[Problem details] Exactly reproduce all the records, keeping pictures out of the copy.

(Dataset records)
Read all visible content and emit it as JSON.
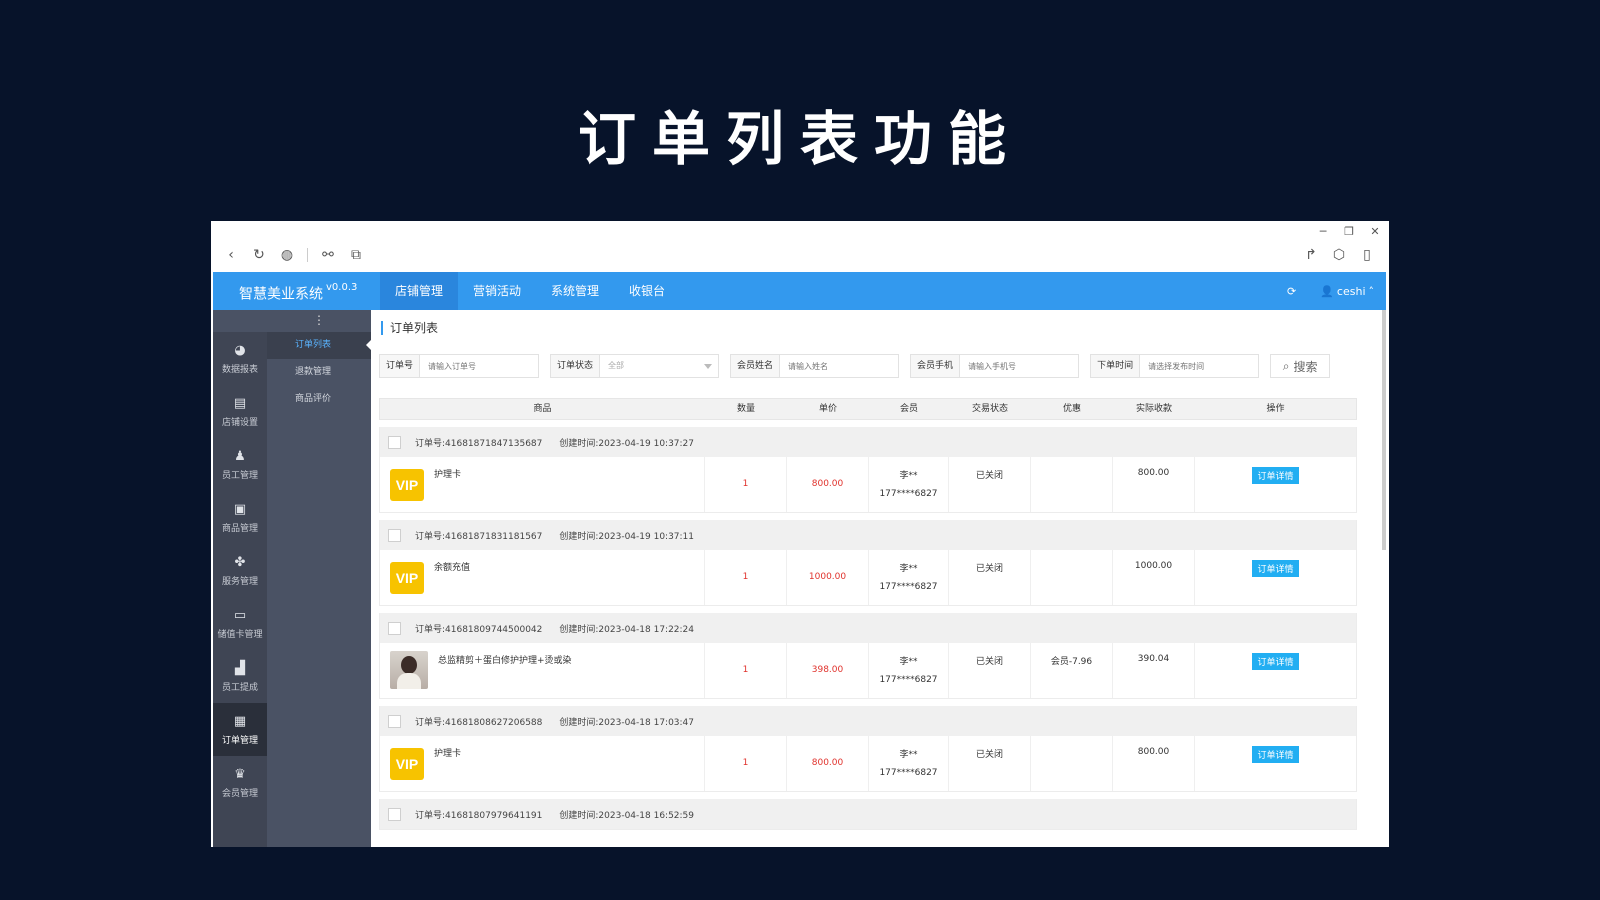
{
  "slide": {
    "title": "订单列表功能"
  },
  "header": {
    "brand": "智慧美业系统",
    "version": "v0.0.3",
    "nav": [
      "店铺管理",
      "营销活动",
      "系统管理",
      "收银台"
    ],
    "user": "ceshi"
  },
  "sidebar": {
    "items": [
      "数据报表",
      "店铺设置",
      "员工管理",
      "商品管理",
      "服务管理",
      "储值卡管理",
      "员工提成",
      "订单管理",
      "会员管理"
    ]
  },
  "subnav": {
    "items": [
      "订单列表",
      "退款管理",
      "商品评价"
    ]
  },
  "page": {
    "title": "订单列表"
  },
  "filters": {
    "order_no": {
      "label": "订单号",
      "placeholder": "请输入订单号"
    },
    "status": {
      "label": "订单状态",
      "value": "全部"
    },
    "member_name": {
      "label": "会员姓名",
      "placeholder": "请输入姓名"
    },
    "member_phone": {
      "label": "会员手机",
      "placeholder": "请输入手机号"
    },
    "order_time": {
      "label": "下单时间",
      "placeholder": "请选择发布时间"
    },
    "search": "搜索"
  },
  "table": {
    "columns": [
      "商品",
      "数量",
      "单价",
      "会员",
      "交易状态",
      "优惠",
      "实际收款",
      "操作"
    ],
    "orders": [
      {
        "no": "订单号:41681871847135687",
        "created": "创建时间:2023-04-19 10:37:27",
        "goods": "护理卡",
        "thumb": "vip",
        "qty": "1",
        "price": "800.00",
        "member": "李**",
        "phone": "177****6827",
        "status": "已关闭",
        "discount": "",
        "paid": "800.00",
        "action": "订单详情"
      },
      {
        "no": "订单号:41681871831181567",
        "created": "创建时间:2023-04-19 10:37:11",
        "goods": "余额充值",
        "thumb": "vip",
        "qty": "1",
        "price": "1000.00",
        "member": "李**",
        "phone": "177****6827",
        "status": "已关闭",
        "discount": "",
        "paid": "1000.00",
        "action": "订单详情"
      },
      {
        "no": "订单号:41681809744500042",
        "created": "创建时间:2023-04-18 17:22:24",
        "goods": "总监精剪＋蛋白修护护理+烫或染",
        "thumb": "photo",
        "qty": "1",
        "price": "398.00",
        "member": "李**",
        "phone": "177****6827",
        "status": "已关闭",
        "discount": "会员-7.96",
        "paid": "390.04",
        "action": "订单详情"
      },
      {
        "no": "订单号:41681808627206588",
        "created": "创建时间:2023-04-18 17:03:47",
        "goods": "护理卡",
        "thumb": "vip",
        "qty": "1",
        "price": "800.00",
        "member": "李**",
        "phone": "177****6827",
        "status": "已关闭",
        "discount": "",
        "paid": "800.00",
        "action": "订单详情"
      },
      {
        "no": "订单号:41681807979641191",
        "created": "创建时间:2023-04-18 16:52:59"
      }
    ]
  },
  "icons": {
    "vip_badge": "VIP"
  }
}
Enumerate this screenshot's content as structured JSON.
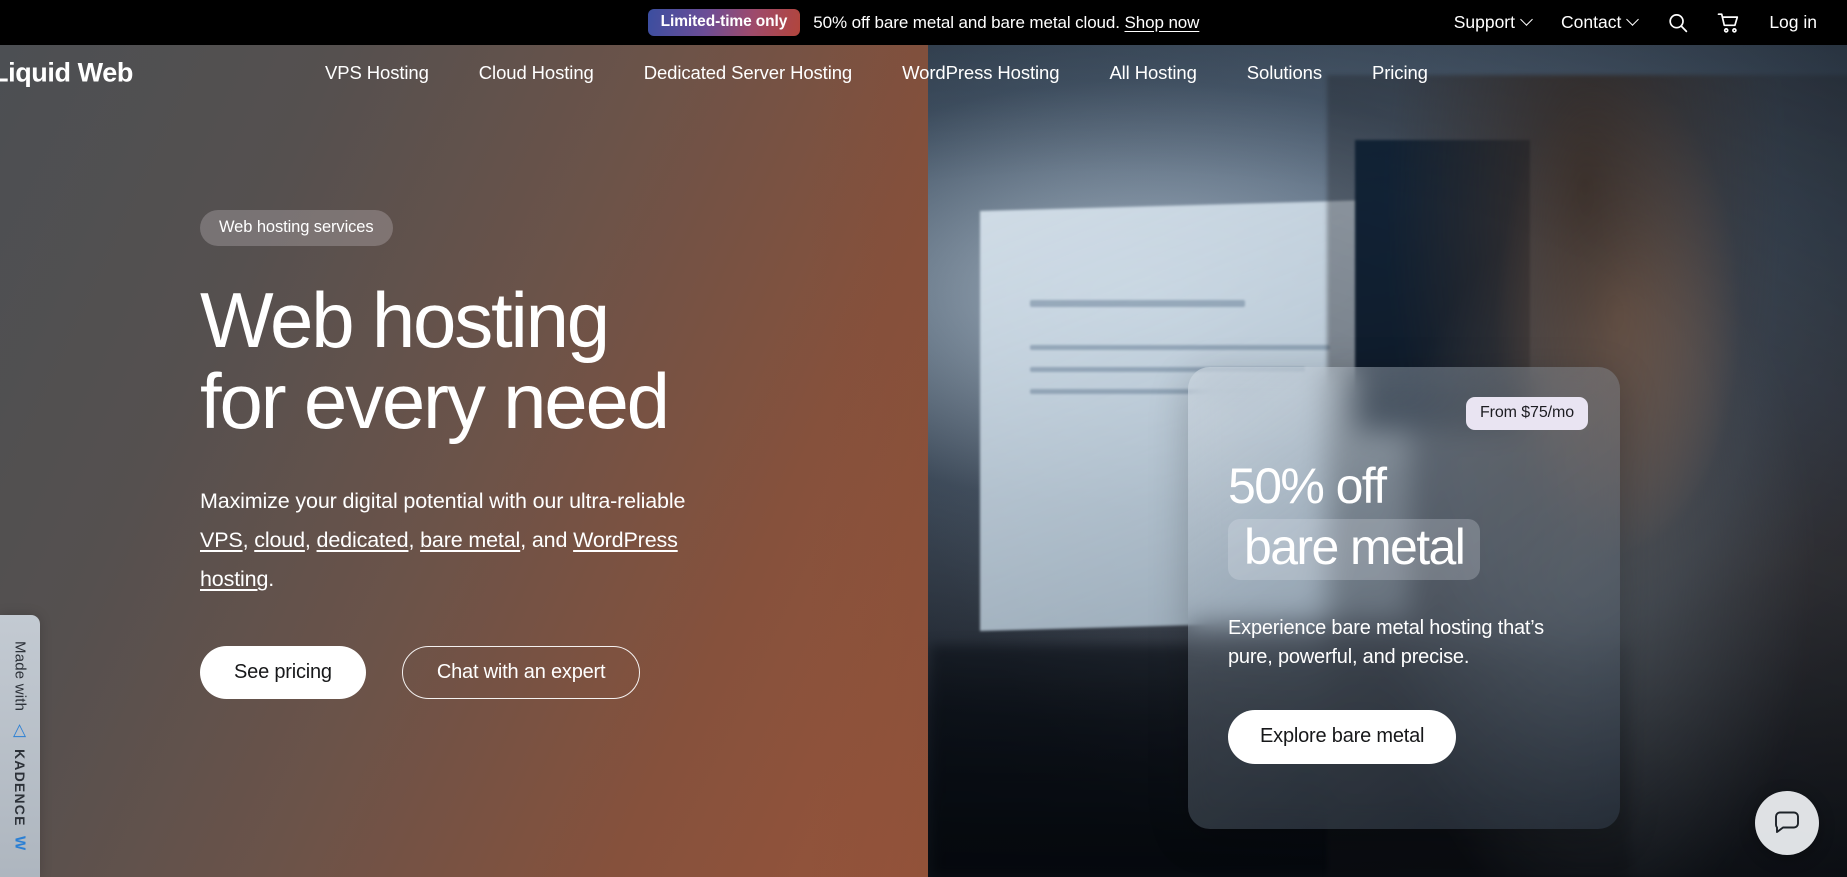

[Result of this task]
Read all visible content and emit it as JSON.
{
  "slide": {
    "title": "订单列表功能"
  },
  "header": {
    "brand": "智慧美业系统",
    "version": "v0.0.3",
    "nav": [
      "店铺管理",
      "营销活动",
      "系统管理",
      "收银台"
    ],
    "user": "ceshi"
  },
  "sidebar": {
    "items": [
      "数据报表",
      "店铺设置",
      "员工管理",
      "商品管理",
      "服务管理",
      "储值卡管理",
      "员工提成",
      "订单管理",
      "会员管理"
    ]
  },
  "subnav": {
    "items": [
      "订单列表",
      "退款管理",
      "商品评价"
    ]
  },
  "page": {
    "title": "订单列表"
  },
  "filters": {
    "order_no": {
      "label": "订单号",
      "placeholder": "请输入订单号"
    },
    "status": {
      "label": "订单状态",
      "value": "全部"
    },
    "member_name": {
      "label": "会员姓名",
      "placeholder": "请输入姓名"
    },
    "member_phone": {
      "label": "会员手机",
      "placeholder": "请输入手机号"
    },
    "order_time": {
      "label": "下单时间",
      "placeholder": "请选择发布时间"
    },
    "search": "搜索"
  },
  "table": {
    "columns": [
      "商品",
      "数量",
      "单价",
      "会员",
      "交易状态",
      "优惠",
      "实际收款",
      "操作"
    ],
    "orders": [
      {
        "no": "订单号:41681871847135687",
        "created": "创建时间:2023-04-19 10:37:27",
        "goods": "护理卡",
        "thumb": "vip",
        "qty": "1",
        "price": "800.00",
        "member": "李**",
        "phone": "177****6827",
        "status": "已关闭",
        "discount": "",
        "paid": "800.00",
        "action": "订单详情"
      },
      {
        "no": "订单号:41681871831181567",
        "created": "创建时间:2023-04-19 10:37:11",
        "goods": "余额充值",
        "thumb": "vip",
        "qty": "1",
        "price": "1000.00",
        "member": "李**",
        "phone": "177****6827",
        "status": "已关闭",
        "discount": "",
        "paid": "1000.00",
        "action": "订单详情"
      },
      {
        "no": "订单号:41681809744500042",
        "created": "创建时间:2023-04-18 17:22:24",
        "goods": "总监精剪＋蛋白修护护理+烫或染",
        "thumb": "photo",
        "qty": "1",
        "price": "398.00",
        "member": "李**",
        "phone": "177****6827",
        "status": "已关闭",
        "discount": "会员-7.96",
        "paid": "390.04",
        "action": "订单详情"
      },
      {
        "no": "订单号:41681808627206588",
        "created": "创建时间:2023-04-18 17:03:47",
        "goods": "护理卡",
        "thumb": "vip",
        "qty": "1",
        "price": "800.00",
        "member": "李**",
        "phone": "177****6827",
        "status": "已关闭",
        "discount": "",
        "paid": "800.00",
        "action": "订单详情"
      },
      {
        "no": "订单号:41681807979641191",
        "created": "创建时间:2023-04-18 16:52:59"
      }
    ]
  },
  "icons": {
    "vip_badge": "VIP"
  }
}
Enumerate this screenshot's content as structured JSON.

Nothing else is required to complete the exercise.